• _WHAT YOU NEED TO DO_
Copy out every line of the items below word for word, but leave out the pictures.

• _DATASET EXTRACT_
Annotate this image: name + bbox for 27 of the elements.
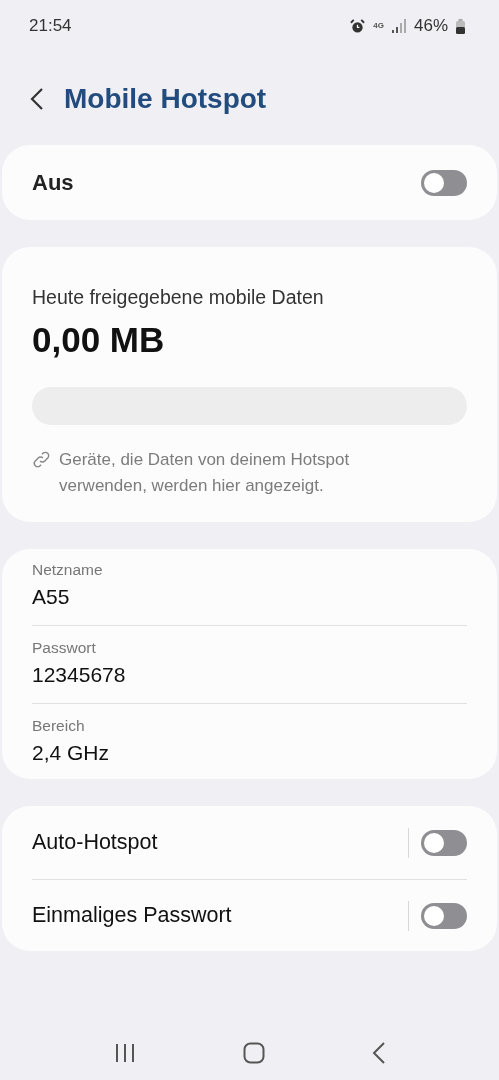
status-time: 21:54: [29, 15, 72, 38]
page-title: Mobile Hotspot: [64, 81, 267, 116]
network-type: 4G: [373, 22, 384, 30]
back-nav-button[interactable]: [371, 1042, 386, 1064]
alarm-icon: [350, 18, 366, 34]
setting-value[interactable]: A55: [32, 581, 467, 613]
battery-icon: [456, 18, 465, 34]
switch-label: Aus: [32, 169, 74, 197]
setting-label: Passwort: [32, 637, 97, 658]
setting-value[interactable]: 12345678: [32, 659, 467, 691]
option-label[interactable]: Einmaliges Passwort: [32, 899, 408, 932]
toggle-switch[interactable]: [421, 902, 467, 929]
home-button[interactable]: [242, 1042, 265, 1064]
usage-amount: 0,00 MB: [32, 319, 166, 362]
setting-label: Netzname: [32, 560, 104, 580]
signal-icon: [391, 19, 406, 33]
hint-text: Geräte, die Daten von deinem Hotspot verwenden, werden hier angezeigt.: [59, 448, 351, 497]
link-icon: [32, 449, 51, 469]
setting-value[interactable]: 2,4 GHz: [32, 736, 467, 769]
toggle-switch[interactable]: [421, 829, 467, 856]
battery-level: 46%: [413, 15, 448, 38]
setting-label: Bereich: [32, 715, 86, 736]
usage-label: Heute freigegebene mobile Daten: [32, 285, 325, 310]
back-button[interactable]: [30, 86, 44, 111]
toggle-switch[interactable]: [421, 169, 467, 196]
option-label[interactable]: Auto-Hotspot: [32, 826, 408, 859]
recent-apps-button[interactable]: [113, 1043, 136, 1063]
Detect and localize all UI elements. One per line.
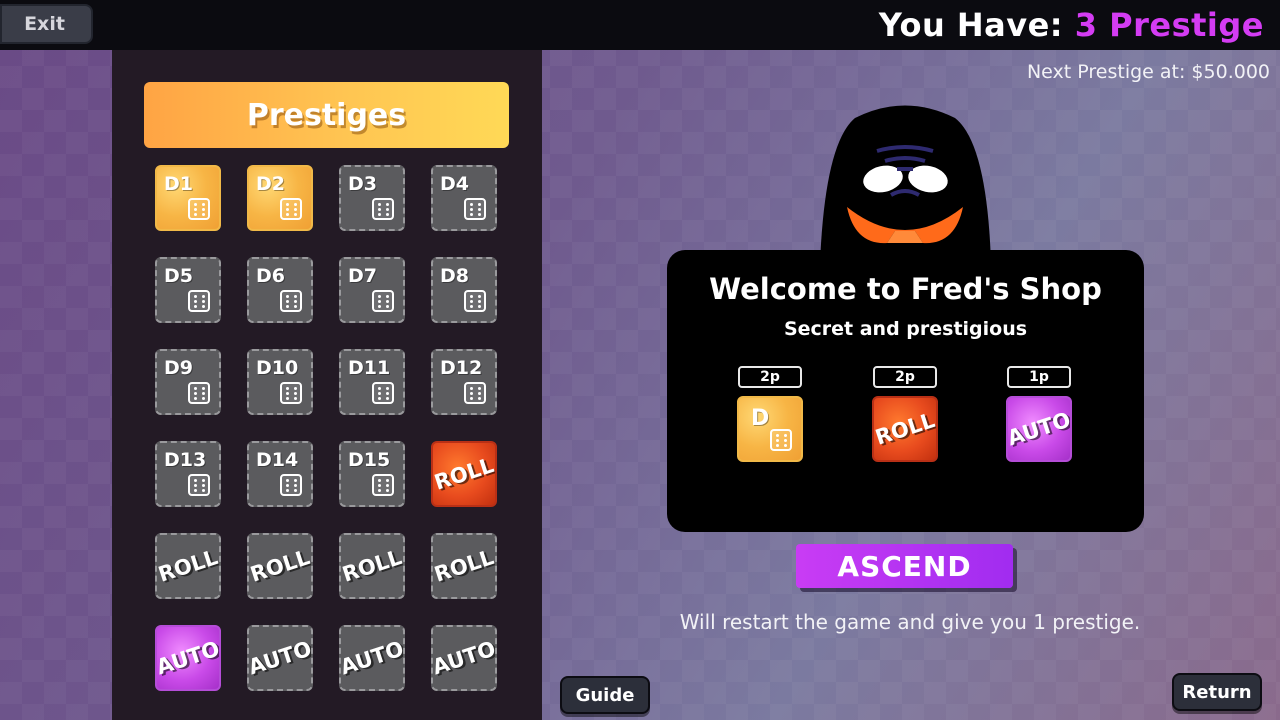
tile-label: D13: [164, 449, 207, 471]
tile-label: D5: [164, 265, 193, 287]
dice-icon: [464, 382, 486, 404]
prestige-tile-d2[interactable]: D2: [247, 165, 313, 231]
dice-icon: [464, 290, 486, 312]
shop-item-roll[interactable]: 2p ROLL: [872, 366, 938, 462]
tile-label: AUTO: [155, 636, 221, 680]
price-tag: 2p: [873, 366, 937, 388]
dice-icon: [188, 382, 210, 404]
tile-label: ROLL: [431, 545, 497, 587]
dice-icon: [770, 429, 792, 451]
tile-label: D8: [440, 265, 469, 287]
prestige-tile-roll-18[interactable]: ROLL: [339, 533, 405, 599]
prestige-tile-d6[interactable]: D6: [247, 257, 313, 323]
prestige-tile-d7[interactable]: D7: [339, 257, 405, 323]
return-button[interactable]: Return: [1172, 673, 1262, 711]
dice-icon: [280, 382, 302, 404]
dice-icon: [372, 290, 394, 312]
tile-label: ROLL: [155, 545, 221, 587]
tile-label: ROLL: [872, 408, 938, 450]
tile-label: D9: [164, 357, 193, 379]
dice-icon: [280, 290, 302, 312]
prestige-tile-d1[interactable]: D1: [155, 165, 221, 231]
prestige-tile-d12[interactable]: D12: [431, 349, 497, 415]
tile-label: D15: [348, 449, 391, 471]
prestiges-panel: Prestiges D1 D2 D3 D4 D5 D6 D7 D8 D9 D10 D11 D12 D13…: [112, 50, 542, 720]
tile-label: ROLL: [339, 545, 405, 587]
prestige-tile-d8[interactable]: D8: [431, 257, 497, 323]
prestige-tile-auto-21[interactable]: AUTO: [247, 625, 313, 691]
shop-panel: Welcome to Fred's Shop Secret and presti…: [667, 250, 1144, 532]
shop-item-d[interactable]: 2p D: [737, 366, 803, 462]
shop-item-tile[interactable]: ROLL: [872, 396, 938, 462]
prestige-tile-auto-22[interactable]: AUTO: [339, 625, 405, 691]
tile-label: D10: [256, 357, 299, 379]
prestige-tile-auto-23[interactable]: AUTO: [431, 625, 497, 691]
prestige-tile-roll-19[interactable]: ROLL: [431, 533, 497, 599]
dice-icon: [188, 198, 210, 220]
prestige-tile-d9[interactable]: D9: [155, 349, 221, 415]
guide-button[interactable]: Guide: [560, 676, 650, 714]
prestige-tile-d11[interactable]: D11: [339, 349, 405, 415]
prestige-tile-d13[interactable]: D13: [155, 441, 221, 507]
prestige-tile-roll-16[interactable]: ROLL: [155, 533, 221, 599]
dice-icon: [372, 198, 394, 220]
dice-icon: [464, 198, 486, 220]
tile-label: D4: [440, 173, 469, 195]
dice-icon: [372, 382, 394, 404]
fred-character-icon: [820, 105, 991, 263]
prestiges-title: Prestiges: [144, 82, 509, 148]
tile-label: AUTO: [339, 636, 405, 680]
prestige-tile-roll-17[interactable]: ROLL: [247, 533, 313, 599]
prestige-tile-roll-15[interactable]: ROLL: [431, 441, 497, 507]
shop-item-auto[interactable]: 1p AUTO: [1006, 366, 1072, 462]
next-prestige-text: Next Prestige at: $50.000: [1026, 61, 1270, 83]
prestige-tile-d5[interactable]: D5: [155, 257, 221, 323]
tile-label: D3: [348, 173, 377, 195]
ascend-note: Will restart the game and give you 1 pre…: [679, 610, 1141, 634]
tile-label: D7: [348, 265, 377, 287]
tile-label: D6: [256, 265, 285, 287]
prestige-tile-d14[interactable]: D14: [247, 441, 313, 507]
prestige-tile-auto-20[interactable]: AUTO: [155, 625, 221, 691]
shop-item-tile[interactable]: AUTO: [1006, 396, 1072, 462]
top-bar: Exit You Have: 3 Prestige: [0, 0, 1280, 50]
tile-label: D: [751, 406, 770, 431]
dice-icon: [280, 474, 302, 496]
prestiges-grid: D1 D2 D3 D4 D5 D6 D7 D8 D9 D10 D11 D12 D13 D14 D15 ROLL…: [155, 165, 497, 691]
shop-title: Welcome to Fred's Shop: [709, 272, 1102, 306]
price-tag: 2p: [738, 366, 802, 388]
tile-label: D2: [256, 173, 285, 195]
tile-label: AUTO: [1006, 407, 1072, 451]
dice-icon: [188, 474, 210, 496]
dice-icon: [188, 290, 210, 312]
prestige-tile-d3[interactable]: D3: [339, 165, 405, 231]
tile-label: D1: [164, 173, 193, 195]
exit-button[interactable]: Exit: [0, 4, 93, 44]
prestige-tile-d4[interactable]: D4: [431, 165, 497, 231]
prestige-tile-d10[interactable]: D10: [247, 349, 313, 415]
shop-subtitle: Secret and prestigious: [783, 318, 1028, 340]
tile-label: D11: [348, 357, 391, 379]
tile-label: ROLL: [431, 453, 497, 495]
tile-label: AUTO: [247, 636, 313, 680]
prestige-count-label: You Have:: [878, 6, 1075, 44]
shop-item-tile[interactable]: D: [737, 396, 803, 462]
price-tag: 1p: [1007, 366, 1071, 388]
ascend-button[interactable]: ASCEND: [796, 544, 1013, 588]
tile-label: D14: [256, 449, 299, 471]
prestige-count: You Have: 3 Prestige: [879, 6, 1264, 46]
dice-icon: [280, 198, 302, 220]
tile-label: AUTO: [431, 636, 497, 680]
prestige-count-value: 3 Prestige: [1074, 6, 1264, 44]
tile-label: D12: [440, 357, 483, 379]
tile-label: ROLL: [247, 545, 313, 587]
prestige-tile-d15[interactable]: D15: [339, 441, 405, 507]
dice-icon: [372, 474, 394, 496]
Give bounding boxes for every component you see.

• _THE RESPONSE_
Annotate this image: name + bbox for 27 of the elements.
status-time: 21:54: [29, 15, 72, 38]
page-title: Mobile Hotspot: [64, 81, 267, 116]
network-type: 4G: [373, 22, 384, 30]
back-nav-button[interactable]: [371, 1042, 386, 1064]
alarm-icon: [350, 18, 366, 34]
setting-value[interactable]: A55: [32, 581, 467, 613]
battery-icon: [456, 18, 465, 34]
switch-label: Aus: [32, 169, 74, 197]
setting-label: Passwort: [32, 637, 97, 658]
setting-value[interactable]: 12345678: [32, 659, 467, 691]
option-label[interactable]: Einmaliges Passwort: [32, 899, 408, 932]
toggle-switch[interactable]: [421, 902, 467, 929]
home-button[interactable]: [242, 1042, 265, 1064]
usage-amount: 0,00 MB: [32, 319, 166, 362]
setting-label: Netzname: [32, 560, 104, 580]
signal-icon: [391, 19, 406, 33]
hint-text: Geräte, die Daten von deinem Hotspot verwenden, werden hier angezeigt.: [59, 448, 351, 497]
link-icon: [32, 449, 51, 469]
setting-value[interactable]: 2,4 GHz: [32, 736, 467, 769]
toggle-switch[interactable]: [421, 829, 467, 856]
battery-level: 46%: [413, 15, 448, 38]
setting-label: Bereich: [32, 715, 86, 736]
usage-label: Heute freigegebene mobile Daten: [32, 285, 325, 310]
back-button[interactable]: [30, 86, 44, 111]
toggle-switch[interactable]: [421, 169, 467, 196]
option-label[interactable]: Auto-Hotspot: [32, 826, 408, 859]
recent-apps-button[interactable]: [113, 1043, 136, 1063]
Detect and localize all UI elements. One per line.
tile-label: D13: [164, 449, 207, 471]
tile-label: D5: [164, 265, 193, 287]
dice-icon: [464, 382, 486, 404]
prestige-tile-d2[interactable]: D2: [247, 165, 313, 231]
dice-icon: [464, 290, 486, 312]
shop-item-roll[interactable]: 2p ROLL: [872, 366, 938, 462]
tile-label: AUTO: [155, 636, 221, 680]
price-tag: 2p: [873, 366, 937, 388]
dice-icon: [188, 382, 210, 404]
tile-label: ROLL: [431, 545, 497, 587]
dice-icon: [770, 429, 792, 451]
tile-label: D8: [440, 265, 469, 287]
prestige-tile-roll-18[interactable]: ROLL: [339, 533, 405, 599]
prestige-tile-d6[interactable]: D6: [247, 257, 313, 323]
prestige-tile-d7[interactable]: D7: [339, 257, 405, 323]
return-button[interactable]: Return: [1172, 673, 1262, 711]
dice-icon: [280, 382, 302, 404]
dice-icon: [372, 290, 394, 312]
tile-label: ROLL: [155, 545, 221, 587]
tile-label: ROLL: [872, 408, 938, 450]
tile-label: D9: [164, 357, 193, 379]
dice-icon: [280, 290, 302, 312]
prestige-tile-d1[interactable]: D1: [155, 165, 221, 231]
prestige-tile-d12[interactable]: D12: [431, 349, 497, 415]
tile-label: D15: [348, 449, 391, 471]
prestiges-panel: Prestiges D1 D2 D3 D4 D5 D6 D7 D8 D9 D10 D11 D12 D13…: [112, 50, 542, 720]
tile-label: ROLL: [339, 545, 405, 587]
prestige-tile-d8[interactable]: D8: [431, 257, 497, 323]
prestige-tile-auto-21[interactable]: AUTO: [247, 625, 313, 691]
shop-panel: Welcome to Fred's Shop Secret and presti…: [667, 250, 1144, 532]
shop-item-d[interactable]: 2p D: [737, 366, 803, 462]
shop-item-tile[interactable]: ROLL: [872, 396, 938, 462]
prestige-tile-auto-22[interactable]: AUTO: [339, 625, 405, 691]
tile-label: D10: [256, 357, 299, 379]
prestige-tile-auto-23[interactable]: AUTO: [431, 625, 497, 691]
prestige-tile-roll-19[interactable]: ROLL: [431, 533, 497, 599]
dice-icon: [188, 198, 210, 220]
prestige-tile-d9[interactable]: D9: [155, 349, 221, 415]
guide-button[interactable]: Guide: [560, 676, 650, 714]
prestige-tile-d11[interactable]: D11: [339, 349, 405, 415]
prestige-tile-d13[interactable]: D13: [155, 441, 221, 507]
prestige-tile-roll-16[interactable]: ROLL: [155, 533, 221, 599]
dice-icon: [372, 198, 394, 220]
dice-icon: [464, 198, 486, 220]
tile-label: D4: [440, 173, 469, 195]
dice-icon: [372, 382, 394, 404]
fred-character-icon: [820, 105, 991, 263]
prestiges-title: Prestiges: [144, 82, 509, 148]
tile-label: AUTO: [339, 636, 405, 680]
prestige-tile-roll-17[interactable]: ROLL: [247, 533, 313, 599]
prestige-tile-roll-15[interactable]: ROLL: [431, 441, 497, 507]
shop-item-auto[interactable]: 1p AUTO: [1006, 366, 1072, 462]
next-prestige-text: Next Prestige at: $50.000: [1026, 61, 1270, 83]
prestige-tile-d5[interactable]: D5: [155, 257, 221, 323]
tile-label: D3: [348, 173, 377, 195]
ascend-note: Will restart the game and give you 1 pre…: [679, 610, 1141, 634]
tile-label: D7: [348, 265, 377, 287]
tile-label: D6: [256, 265, 285, 287]
prestige-tile-d14[interactable]: D14: [247, 441, 313, 507]
prestige-tile-auto-20[interactable]: AUTO: [155, 625, 221, 691]
shop-item-tile[interactable]: AUTO: [1006, 396, 1072, 462]
top-bar: Exit You Have: 3 Prestige: [0, 0, 1280, 50]
tile-label: D: [751, 406, 770, 431]
dice-icon: [280, 474, 302, 496]
prestiges-grid: D1 D2 D3 D4 D5 D6 D7 D8 D9 D10 D11 D12 D13 D14 D15 ROLL…: [155, 165, 497, 691]
shop-title: Welcome to Fred's Shop: [709, 272, 1102, 306]
price-tag: 2p: [738, 366, 802, 388]
tile-label: D2: [256, 173, 285, 195]
tile-label: AUTO: [1006, 407, 1072, 451]
dice-icon: [188, 474, 210, 496]
dice-icon: [188, 290, 210, 312]
prestige-tile-d3[interactable]: D3: [339, 165, 405, 231]
tile-label: D1: [164, 173, 193, 195]
exit-button[interactable]: Exit: [0, 4, 93, 44]
prestige-tile-d4[interactable]: D4: [431, 165, 497, 231]
prestige-tile-d10[interactable]: D10: [247, 349, 313, 415]
shop-subtitle: Secret and prestigious: [783, 318, 1028, 340]
tile-label: D11: [348, 357, 391, 379]
tile-label: ROLL: [431, 453, 497, 495]
tile-label: AUTO: [247, 636, 313, 680]
prestige-count-label: You Have:: [878, 6, 1075, 44]
shop-item-tile[interactable]: D: [737, 396, 803, 462]
price-tag: 1p: [1007, 366, 1071, 388]
ascend-button[interactable]: ASCEND: [796, 544, 1013, 588]
tile-label: D14: [256, 449, 299, 471]
prestige-count: You Have: 3 Prestige: [879, 6, 1264, 46]
dice-icon: [280, 198, 302, 220]
tile-label: AUTO: [431, 636, 497, 680]
prestige-count-value: 3 Prestige: [1074, 6, 1264, 44]
tile-label: D12: [440, 357, 483, 379]
tile-label: ROLL: [247, 545, 313, 587]
prestige-tile-d15[interactable]: D15: [339, 441, 405, 507]
dice-icon: [372, 474, 394, 496]
Give bounding boxes for every component you see.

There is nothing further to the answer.